Description of the task: In the entries below, find the lines with the word "name" and copy them.

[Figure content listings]
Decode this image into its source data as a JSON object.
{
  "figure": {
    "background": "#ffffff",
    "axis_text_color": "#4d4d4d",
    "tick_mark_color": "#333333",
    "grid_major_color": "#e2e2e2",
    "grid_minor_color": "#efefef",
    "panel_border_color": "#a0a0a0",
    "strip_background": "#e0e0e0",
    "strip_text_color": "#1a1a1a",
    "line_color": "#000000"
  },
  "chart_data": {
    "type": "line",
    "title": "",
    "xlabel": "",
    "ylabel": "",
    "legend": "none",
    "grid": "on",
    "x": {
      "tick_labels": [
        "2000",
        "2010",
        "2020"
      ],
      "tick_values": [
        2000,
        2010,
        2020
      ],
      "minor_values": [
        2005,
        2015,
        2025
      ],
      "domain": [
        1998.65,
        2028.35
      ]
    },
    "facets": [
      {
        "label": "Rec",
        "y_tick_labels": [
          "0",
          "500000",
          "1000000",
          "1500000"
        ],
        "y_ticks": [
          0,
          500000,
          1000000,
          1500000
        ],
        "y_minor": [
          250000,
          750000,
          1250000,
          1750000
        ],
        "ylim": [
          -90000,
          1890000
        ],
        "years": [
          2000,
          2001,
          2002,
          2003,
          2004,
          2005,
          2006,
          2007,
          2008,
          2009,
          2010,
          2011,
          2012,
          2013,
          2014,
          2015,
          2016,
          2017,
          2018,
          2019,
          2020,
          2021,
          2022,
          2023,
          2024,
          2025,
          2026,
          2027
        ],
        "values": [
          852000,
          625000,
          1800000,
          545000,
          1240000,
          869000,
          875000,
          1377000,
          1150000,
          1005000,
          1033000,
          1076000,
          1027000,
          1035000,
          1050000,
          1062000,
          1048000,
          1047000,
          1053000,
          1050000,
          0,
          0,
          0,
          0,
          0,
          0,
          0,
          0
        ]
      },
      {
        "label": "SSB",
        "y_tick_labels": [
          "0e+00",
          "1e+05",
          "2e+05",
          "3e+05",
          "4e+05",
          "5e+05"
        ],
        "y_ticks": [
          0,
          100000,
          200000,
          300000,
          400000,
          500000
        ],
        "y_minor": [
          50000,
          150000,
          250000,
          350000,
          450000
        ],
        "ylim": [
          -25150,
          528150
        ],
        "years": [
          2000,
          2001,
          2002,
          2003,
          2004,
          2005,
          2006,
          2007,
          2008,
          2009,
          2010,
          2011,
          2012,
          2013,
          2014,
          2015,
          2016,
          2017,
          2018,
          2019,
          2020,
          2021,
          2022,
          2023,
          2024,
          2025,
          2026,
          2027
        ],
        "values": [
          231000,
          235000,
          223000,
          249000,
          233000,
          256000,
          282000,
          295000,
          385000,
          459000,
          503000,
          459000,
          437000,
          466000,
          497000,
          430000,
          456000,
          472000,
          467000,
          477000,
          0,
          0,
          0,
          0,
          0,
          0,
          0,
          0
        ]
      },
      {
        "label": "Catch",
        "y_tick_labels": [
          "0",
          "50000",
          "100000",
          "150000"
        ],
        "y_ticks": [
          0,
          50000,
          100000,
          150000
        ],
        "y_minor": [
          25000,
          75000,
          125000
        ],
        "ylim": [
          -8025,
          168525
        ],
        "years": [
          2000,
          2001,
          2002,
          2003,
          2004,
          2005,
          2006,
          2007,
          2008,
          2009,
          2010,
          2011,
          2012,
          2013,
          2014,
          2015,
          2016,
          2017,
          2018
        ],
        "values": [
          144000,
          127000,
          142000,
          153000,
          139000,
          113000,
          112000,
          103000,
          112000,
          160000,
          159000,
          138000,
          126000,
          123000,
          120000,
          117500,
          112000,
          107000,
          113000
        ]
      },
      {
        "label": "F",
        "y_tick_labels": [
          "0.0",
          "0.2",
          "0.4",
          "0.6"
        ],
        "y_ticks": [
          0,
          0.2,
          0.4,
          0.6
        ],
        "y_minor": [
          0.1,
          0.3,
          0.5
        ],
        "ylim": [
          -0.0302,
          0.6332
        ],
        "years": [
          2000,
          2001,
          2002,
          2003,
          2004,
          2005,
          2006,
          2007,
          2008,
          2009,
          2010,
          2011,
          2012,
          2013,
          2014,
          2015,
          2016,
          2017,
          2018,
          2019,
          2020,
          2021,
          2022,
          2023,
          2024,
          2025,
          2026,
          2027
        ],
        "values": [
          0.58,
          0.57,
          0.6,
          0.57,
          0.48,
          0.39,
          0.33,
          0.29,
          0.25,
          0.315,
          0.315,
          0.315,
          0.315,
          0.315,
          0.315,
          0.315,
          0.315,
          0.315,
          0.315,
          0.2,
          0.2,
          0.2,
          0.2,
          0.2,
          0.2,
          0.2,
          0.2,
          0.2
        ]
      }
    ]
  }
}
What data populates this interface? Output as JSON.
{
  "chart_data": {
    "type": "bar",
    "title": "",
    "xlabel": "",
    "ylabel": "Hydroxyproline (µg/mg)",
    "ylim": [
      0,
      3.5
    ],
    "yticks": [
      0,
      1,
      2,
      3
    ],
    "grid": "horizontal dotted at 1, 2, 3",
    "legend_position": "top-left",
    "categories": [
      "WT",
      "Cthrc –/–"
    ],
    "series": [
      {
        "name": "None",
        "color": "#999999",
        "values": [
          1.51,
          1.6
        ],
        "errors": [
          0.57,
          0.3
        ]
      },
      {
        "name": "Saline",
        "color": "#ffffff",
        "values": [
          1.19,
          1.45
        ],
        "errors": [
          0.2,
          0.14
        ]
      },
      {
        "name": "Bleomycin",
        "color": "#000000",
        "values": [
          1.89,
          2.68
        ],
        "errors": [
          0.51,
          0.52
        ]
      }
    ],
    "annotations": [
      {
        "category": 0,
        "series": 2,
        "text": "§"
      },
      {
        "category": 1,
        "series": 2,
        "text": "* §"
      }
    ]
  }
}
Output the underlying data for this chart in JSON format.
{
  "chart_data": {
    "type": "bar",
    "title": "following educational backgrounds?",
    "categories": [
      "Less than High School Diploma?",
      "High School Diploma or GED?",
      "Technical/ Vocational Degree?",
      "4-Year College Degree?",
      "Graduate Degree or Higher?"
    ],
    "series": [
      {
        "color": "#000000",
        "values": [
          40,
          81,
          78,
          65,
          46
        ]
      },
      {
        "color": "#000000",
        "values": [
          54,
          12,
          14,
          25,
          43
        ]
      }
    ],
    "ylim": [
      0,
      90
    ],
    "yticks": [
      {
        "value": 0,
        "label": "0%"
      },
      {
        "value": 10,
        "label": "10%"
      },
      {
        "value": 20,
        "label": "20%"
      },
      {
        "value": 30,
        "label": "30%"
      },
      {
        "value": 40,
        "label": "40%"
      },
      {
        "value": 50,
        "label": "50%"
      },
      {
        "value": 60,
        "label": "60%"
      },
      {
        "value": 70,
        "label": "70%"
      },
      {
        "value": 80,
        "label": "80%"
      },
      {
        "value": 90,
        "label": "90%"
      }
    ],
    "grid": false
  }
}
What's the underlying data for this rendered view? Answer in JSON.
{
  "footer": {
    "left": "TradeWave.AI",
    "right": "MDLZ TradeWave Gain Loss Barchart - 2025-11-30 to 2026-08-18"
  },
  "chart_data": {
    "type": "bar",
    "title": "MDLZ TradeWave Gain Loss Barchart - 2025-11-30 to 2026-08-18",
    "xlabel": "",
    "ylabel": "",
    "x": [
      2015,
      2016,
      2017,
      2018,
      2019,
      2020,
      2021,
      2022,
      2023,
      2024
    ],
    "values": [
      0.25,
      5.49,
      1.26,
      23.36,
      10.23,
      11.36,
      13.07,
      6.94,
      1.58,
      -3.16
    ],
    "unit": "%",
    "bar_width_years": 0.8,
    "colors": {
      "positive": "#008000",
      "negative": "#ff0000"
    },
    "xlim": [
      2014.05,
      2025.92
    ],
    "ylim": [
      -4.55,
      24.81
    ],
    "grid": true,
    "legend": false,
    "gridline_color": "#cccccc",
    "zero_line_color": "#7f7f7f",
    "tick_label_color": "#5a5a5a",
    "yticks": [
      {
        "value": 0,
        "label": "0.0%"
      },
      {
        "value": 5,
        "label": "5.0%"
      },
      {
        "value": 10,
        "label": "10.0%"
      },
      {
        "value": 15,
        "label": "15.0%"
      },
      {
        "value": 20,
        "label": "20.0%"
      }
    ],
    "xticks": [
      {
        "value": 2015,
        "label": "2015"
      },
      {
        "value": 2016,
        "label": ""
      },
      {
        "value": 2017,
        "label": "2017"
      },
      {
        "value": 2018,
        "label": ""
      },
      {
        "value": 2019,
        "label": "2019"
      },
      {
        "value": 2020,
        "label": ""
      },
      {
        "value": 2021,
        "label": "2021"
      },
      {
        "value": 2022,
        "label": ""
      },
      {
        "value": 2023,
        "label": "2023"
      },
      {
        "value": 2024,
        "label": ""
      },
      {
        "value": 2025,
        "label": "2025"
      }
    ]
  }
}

Result:
        "name": "None",
        "name": "Saline",
        "name": "Bleomycin",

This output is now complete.